Figure collection entries:
----

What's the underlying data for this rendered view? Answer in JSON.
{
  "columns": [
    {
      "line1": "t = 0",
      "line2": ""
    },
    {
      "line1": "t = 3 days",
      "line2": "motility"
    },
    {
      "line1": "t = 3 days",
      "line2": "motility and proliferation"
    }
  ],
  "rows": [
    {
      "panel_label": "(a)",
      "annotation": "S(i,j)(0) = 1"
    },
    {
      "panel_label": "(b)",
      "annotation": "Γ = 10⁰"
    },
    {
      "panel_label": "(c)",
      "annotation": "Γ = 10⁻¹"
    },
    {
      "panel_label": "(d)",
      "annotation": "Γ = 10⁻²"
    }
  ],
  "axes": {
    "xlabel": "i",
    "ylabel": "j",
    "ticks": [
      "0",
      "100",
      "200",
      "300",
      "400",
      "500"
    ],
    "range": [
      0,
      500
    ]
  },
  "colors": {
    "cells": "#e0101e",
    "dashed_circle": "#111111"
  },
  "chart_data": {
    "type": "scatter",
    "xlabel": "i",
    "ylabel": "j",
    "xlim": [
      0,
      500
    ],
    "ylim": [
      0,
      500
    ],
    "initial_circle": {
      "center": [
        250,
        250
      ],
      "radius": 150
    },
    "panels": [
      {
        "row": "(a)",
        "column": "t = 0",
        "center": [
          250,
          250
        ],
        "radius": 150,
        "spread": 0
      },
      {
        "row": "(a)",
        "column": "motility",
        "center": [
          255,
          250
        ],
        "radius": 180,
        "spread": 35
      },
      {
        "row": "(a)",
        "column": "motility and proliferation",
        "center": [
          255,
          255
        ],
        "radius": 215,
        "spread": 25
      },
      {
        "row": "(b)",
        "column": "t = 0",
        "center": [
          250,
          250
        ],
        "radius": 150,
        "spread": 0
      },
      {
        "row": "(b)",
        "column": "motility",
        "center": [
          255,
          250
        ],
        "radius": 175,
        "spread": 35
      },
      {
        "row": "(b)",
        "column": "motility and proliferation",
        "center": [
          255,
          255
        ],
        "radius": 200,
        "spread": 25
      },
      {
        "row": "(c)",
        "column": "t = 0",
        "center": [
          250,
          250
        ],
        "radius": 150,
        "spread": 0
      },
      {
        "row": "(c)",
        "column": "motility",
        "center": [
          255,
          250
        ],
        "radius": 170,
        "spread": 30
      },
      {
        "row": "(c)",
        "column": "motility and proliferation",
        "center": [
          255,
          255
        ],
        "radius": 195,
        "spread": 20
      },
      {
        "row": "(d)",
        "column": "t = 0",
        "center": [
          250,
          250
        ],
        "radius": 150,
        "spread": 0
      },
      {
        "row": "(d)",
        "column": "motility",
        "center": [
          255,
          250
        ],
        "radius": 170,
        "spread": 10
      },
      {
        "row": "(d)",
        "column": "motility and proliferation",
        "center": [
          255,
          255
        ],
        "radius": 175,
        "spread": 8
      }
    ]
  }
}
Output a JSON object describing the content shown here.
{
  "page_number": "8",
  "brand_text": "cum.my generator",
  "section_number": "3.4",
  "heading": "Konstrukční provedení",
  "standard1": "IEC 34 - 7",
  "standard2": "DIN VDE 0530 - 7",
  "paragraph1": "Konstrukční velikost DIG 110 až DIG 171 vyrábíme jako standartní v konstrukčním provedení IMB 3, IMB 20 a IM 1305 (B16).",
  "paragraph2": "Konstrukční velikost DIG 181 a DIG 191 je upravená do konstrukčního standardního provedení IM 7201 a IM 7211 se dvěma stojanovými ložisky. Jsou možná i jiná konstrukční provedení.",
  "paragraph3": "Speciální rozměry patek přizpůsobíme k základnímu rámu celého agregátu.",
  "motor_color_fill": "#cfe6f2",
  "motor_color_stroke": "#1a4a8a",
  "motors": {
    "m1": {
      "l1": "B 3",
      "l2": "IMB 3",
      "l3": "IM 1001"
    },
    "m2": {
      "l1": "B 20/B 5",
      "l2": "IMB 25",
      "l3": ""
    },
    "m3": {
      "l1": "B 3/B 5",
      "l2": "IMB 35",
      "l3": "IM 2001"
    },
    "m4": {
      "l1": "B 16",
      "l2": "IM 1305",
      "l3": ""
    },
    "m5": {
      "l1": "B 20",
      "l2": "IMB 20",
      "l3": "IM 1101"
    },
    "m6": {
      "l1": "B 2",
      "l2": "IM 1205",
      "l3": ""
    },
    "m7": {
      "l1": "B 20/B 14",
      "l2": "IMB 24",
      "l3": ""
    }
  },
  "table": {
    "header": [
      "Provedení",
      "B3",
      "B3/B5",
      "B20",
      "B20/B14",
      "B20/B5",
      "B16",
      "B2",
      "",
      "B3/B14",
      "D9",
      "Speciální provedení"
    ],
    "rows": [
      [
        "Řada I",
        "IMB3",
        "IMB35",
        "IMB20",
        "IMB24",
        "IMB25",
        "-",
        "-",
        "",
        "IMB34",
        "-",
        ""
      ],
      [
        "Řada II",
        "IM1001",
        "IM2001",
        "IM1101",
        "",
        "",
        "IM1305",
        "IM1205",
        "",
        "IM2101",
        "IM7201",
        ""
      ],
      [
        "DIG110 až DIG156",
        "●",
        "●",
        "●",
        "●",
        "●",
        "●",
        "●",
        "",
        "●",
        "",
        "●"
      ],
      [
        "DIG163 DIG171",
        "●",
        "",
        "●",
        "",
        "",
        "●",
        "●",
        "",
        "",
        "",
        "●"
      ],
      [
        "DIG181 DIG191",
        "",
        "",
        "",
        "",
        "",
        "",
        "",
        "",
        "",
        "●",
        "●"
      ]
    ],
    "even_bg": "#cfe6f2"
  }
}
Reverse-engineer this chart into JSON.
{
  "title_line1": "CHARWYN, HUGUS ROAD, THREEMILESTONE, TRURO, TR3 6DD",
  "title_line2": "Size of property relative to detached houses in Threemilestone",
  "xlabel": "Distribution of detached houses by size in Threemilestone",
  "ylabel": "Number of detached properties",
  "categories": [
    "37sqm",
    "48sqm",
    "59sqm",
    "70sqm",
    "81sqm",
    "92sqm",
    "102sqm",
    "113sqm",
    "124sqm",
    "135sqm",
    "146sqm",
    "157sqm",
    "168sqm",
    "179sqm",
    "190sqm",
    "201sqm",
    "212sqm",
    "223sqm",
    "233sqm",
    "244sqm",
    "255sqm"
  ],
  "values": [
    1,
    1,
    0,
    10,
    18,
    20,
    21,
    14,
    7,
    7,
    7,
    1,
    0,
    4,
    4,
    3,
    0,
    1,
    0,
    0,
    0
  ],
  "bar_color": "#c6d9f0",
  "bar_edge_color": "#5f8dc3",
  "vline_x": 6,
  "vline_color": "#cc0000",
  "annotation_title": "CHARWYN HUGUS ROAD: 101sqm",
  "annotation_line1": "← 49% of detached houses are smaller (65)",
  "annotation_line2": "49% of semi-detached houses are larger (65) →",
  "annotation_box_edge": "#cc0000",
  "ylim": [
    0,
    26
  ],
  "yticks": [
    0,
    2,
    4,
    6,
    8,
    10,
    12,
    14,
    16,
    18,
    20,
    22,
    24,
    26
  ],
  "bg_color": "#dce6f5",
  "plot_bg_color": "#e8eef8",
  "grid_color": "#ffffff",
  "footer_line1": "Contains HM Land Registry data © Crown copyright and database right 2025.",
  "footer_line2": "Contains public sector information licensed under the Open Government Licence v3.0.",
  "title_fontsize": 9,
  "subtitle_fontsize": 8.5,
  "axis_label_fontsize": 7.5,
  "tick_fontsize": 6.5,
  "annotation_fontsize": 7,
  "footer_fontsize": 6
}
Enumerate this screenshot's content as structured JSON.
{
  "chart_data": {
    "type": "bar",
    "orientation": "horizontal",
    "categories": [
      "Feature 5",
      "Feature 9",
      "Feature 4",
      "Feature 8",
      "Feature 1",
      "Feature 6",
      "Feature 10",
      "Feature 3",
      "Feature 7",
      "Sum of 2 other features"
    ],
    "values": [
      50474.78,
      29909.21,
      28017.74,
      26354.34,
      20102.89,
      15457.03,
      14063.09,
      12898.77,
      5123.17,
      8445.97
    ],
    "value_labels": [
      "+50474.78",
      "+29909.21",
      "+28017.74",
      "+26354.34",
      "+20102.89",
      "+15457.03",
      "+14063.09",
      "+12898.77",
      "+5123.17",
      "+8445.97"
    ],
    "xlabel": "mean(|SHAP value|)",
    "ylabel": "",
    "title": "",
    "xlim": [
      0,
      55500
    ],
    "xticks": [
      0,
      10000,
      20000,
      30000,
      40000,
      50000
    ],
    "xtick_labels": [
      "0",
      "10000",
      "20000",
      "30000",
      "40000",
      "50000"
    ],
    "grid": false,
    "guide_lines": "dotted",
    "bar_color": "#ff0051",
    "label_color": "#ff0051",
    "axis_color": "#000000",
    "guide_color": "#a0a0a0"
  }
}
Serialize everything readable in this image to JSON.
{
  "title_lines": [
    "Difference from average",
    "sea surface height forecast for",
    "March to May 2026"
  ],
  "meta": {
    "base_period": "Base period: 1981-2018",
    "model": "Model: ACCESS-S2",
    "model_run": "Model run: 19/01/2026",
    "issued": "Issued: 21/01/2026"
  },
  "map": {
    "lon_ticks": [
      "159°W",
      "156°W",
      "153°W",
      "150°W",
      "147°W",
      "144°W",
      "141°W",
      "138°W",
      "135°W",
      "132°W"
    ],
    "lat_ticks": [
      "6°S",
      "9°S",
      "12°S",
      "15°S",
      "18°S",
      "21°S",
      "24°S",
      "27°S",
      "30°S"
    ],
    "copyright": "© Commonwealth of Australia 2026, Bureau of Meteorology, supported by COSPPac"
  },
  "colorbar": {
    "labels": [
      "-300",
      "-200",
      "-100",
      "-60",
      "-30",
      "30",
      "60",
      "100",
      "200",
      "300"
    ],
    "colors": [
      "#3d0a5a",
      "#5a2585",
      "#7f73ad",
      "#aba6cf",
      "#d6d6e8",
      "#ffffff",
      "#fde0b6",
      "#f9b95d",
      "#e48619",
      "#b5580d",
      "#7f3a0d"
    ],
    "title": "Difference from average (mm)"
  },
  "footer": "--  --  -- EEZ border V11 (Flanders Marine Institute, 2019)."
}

----

* REQUIREMENTS *
From the line containing "Serialize everything readable" down to the final line of the data, write out every line exactly; both the first and last of these belong in your answer, and nothing else does.

* PROBLEM SOLUTION *
Serialize everything readable in this image to JSON.
{
  "title_lines": [
    "Difference from average",
    "sea surface height forecast for",
    "March to May 2026"
  ],
  "meta": {
    "base_period": "Base period: 1981-2018",
    "model": "Model: ACCESS-S2",
    "model_run": "Model run: 19/01/2026",
    "issued": "Issued: 21/01/2026"
  },
  "map": {
    "lon_ticks": [
      "159°W",
      "156°W",
      "153°W",
      "150°W",
      "147°W",
      "144°W",
      "141°W",
      "138°W",
      "135°W",
      "132°W"
    ],
    "lat_ticks": [
      "6°S",
      "9°S",
      "12°S",
      "15°S",
      "18°S",
      "21°S",
      "24°S",
      "27°S",
      "30°S"
    ],
    "copyright": "© Commonwealth of Australia 2026, Bureau of Meteorology, supported by COSPPac"
  },
  "colorbar": {
    "labels": [
      "-300",
      "-200",
      "-100",
      "-60",
      "-30",
      "30",
      "60",
      "100",
      "200",
      "300"
    ],
    "colors": [
      "#3d0a5a",
      "#5a2585",
      "#7f73ad",
      "#aba6cf",
      "#d6d6e8",
      "#ffffff",
      "#fde0b6",
      "#f9b95d",
      "#e48619",
      "#b5580d",
      "#7f3a0d"
    ],
    "title": "Difference from average (mm)"
  },
  "footer": "--  --  -- EEZ border V11 (Flanders Marine Institute, 2019)."
}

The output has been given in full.